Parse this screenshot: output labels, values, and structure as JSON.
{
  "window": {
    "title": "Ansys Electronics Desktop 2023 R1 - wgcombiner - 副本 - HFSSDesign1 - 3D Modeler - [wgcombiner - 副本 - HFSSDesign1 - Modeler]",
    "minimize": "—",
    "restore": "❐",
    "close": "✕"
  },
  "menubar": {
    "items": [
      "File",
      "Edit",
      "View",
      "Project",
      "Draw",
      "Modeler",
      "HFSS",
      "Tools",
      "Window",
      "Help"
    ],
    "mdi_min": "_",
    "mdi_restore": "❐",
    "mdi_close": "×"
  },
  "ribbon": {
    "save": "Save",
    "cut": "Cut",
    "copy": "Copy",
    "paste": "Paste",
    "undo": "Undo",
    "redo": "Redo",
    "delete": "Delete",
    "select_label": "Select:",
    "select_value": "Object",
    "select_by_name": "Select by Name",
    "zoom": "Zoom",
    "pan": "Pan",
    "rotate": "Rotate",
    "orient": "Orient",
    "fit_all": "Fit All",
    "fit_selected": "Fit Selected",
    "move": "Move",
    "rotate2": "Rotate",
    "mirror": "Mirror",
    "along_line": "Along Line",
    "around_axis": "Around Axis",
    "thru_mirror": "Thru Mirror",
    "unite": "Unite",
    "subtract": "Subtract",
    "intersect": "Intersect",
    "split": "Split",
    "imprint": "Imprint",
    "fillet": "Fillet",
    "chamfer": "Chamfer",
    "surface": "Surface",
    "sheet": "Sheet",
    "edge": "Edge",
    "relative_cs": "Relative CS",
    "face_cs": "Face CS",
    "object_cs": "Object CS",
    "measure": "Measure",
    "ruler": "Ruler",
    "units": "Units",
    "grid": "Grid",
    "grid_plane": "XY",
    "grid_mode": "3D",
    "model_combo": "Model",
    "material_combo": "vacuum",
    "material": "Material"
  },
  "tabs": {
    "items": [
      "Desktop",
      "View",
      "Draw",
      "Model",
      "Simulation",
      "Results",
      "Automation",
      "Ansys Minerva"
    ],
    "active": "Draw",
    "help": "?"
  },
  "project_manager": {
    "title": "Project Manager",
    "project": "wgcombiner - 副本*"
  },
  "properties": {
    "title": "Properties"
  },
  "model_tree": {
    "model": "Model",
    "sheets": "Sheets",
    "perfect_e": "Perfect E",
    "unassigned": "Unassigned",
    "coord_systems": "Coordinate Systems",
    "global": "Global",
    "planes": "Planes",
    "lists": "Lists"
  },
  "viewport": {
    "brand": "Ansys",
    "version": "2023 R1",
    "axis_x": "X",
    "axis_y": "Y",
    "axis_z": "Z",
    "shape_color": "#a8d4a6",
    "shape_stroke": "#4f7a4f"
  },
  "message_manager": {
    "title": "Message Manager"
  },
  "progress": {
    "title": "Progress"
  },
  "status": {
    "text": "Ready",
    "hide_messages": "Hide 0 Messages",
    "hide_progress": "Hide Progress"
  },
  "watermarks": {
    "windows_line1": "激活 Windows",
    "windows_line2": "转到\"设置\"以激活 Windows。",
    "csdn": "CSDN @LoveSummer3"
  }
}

# # #

→ What the task requires
Copy the data above exactly. Every line must be included.

→ Result of this task
Parse this screenshot: output labels, values, and structure as JSON.
{
  "window": {
    "title": "Ansys Electronics Desktop 2023 R1 - wgcombiner - 副本 - HFSSDesign1 - 3D Modeler - [wgcombiner - 副本 - HFSSDesign1 - Modeler]",
    "minimize": "—",
    "restore": "❐",
    "close": "✕"
  },
  "menubar": {
    "items": [
      "File",
      "Edit",
      "View",
      "Project",
      "Draw",
      "Modeler",
      "HFSS",
      "Tools",
      "Window",
      "Help"
    ],
    "mdi_min": "_",
    "mdi_restore": "❐",
    "mdi_close": "×"
  },
  "ribbon": {
    "save": "Save",
    "cut": "Cut",
    "copy": "Copy",
    "paste": "Paste",
    "undo": "Undo",
    "redo": "Redo",
    "delete": "Delete",
    "select_label": "Select:",
    "select_value": "Object",
    "select_by_name": "Select by Name",
    "zoom": "Zoom",
    "pan": "Pan",
    "rotate": "Rotate",
    "orient": "Orient",
    "fit_all": "Fit All",
    "fit_selected": "Fit Selected",
    "move": "Move",
    "rotate2": "Rotate",
    "mirror": "Mirror",
    "along_line": "Along Line",
    "around_axis": "Around Axis",
    "thru_mirror": "Thru Mirror",
    "unite": "Unite",
    "subtract": "Subtract",
    "intersect": "Intersect",
    "split": "Split",
    "imprint": "Imprint",
    "fillet": "Fillet",
    "chamfer": "Chamfer",
    "surface": "Surface",
    "sheet": "Sheet",
    "edge": "Edge",
    "relative_cs": "Relative CS",
    "face_cs": "Face CS",
    "object_cs": "Object CS",
    "measure": "Measure",
    "ruler": "Ruler",
    "units": "Units",
    "grid": "Grid",
    "grid_plane": "XY",
    "grid_mode": "3D",
    "model_combo": "Model",
    "material_combo": "vacuum",
    "material": "Material"
  },
  "tabs": {
    "items": [
      "Desktop",
      "View",
      "Draw",
      "Model",
      "Simulation",
      "Results",
      "Automation",
      "Ansys Minerva"
    ],
    "active": "Draw",
    "help": "?"
  },
  "project_manager": {
    "title": "Project Manager",
    "project": "wgcombiner - 副本*"
  },
  "properties": {
    "title": "Properties"
  },
  "model_tree": {
    "model": "Model",
    "sheets": "Sheets",
    "perfect_e": "Perfect E",
    "unassigned": "Unassigned",
    "coord_systems": "Coordinate Systems",
    "global": "Global",
    "planes": "Planes",
    "lists": "Lists"
  },
  "viewport": {
    "brand": "Ansys",
    "version": "2023 R1",
    "axis_x": "X",
    "axis_y": "Y",
    "axis_z": "Z",
    "shape_color": "#a8d4a6",
    "shape_stroke": "#4f7a4f"
  },
  "message_manager": {
    "title": "Message Manager"
  },
  "progress": {
    "title": "Progress"
  },
  "status": {
    "text": "Ready",
    "hide_messages": "Hide 0 Messages",
    "hide_progress": "Hide Progress"
  },
  "watermarks": {
    "windows_line1": "激活 Windows",
    "windows_line2": "转到\"设置\"以激活 Windows。",
    "csdn": "CSDN @LoveSummer3"
  }
}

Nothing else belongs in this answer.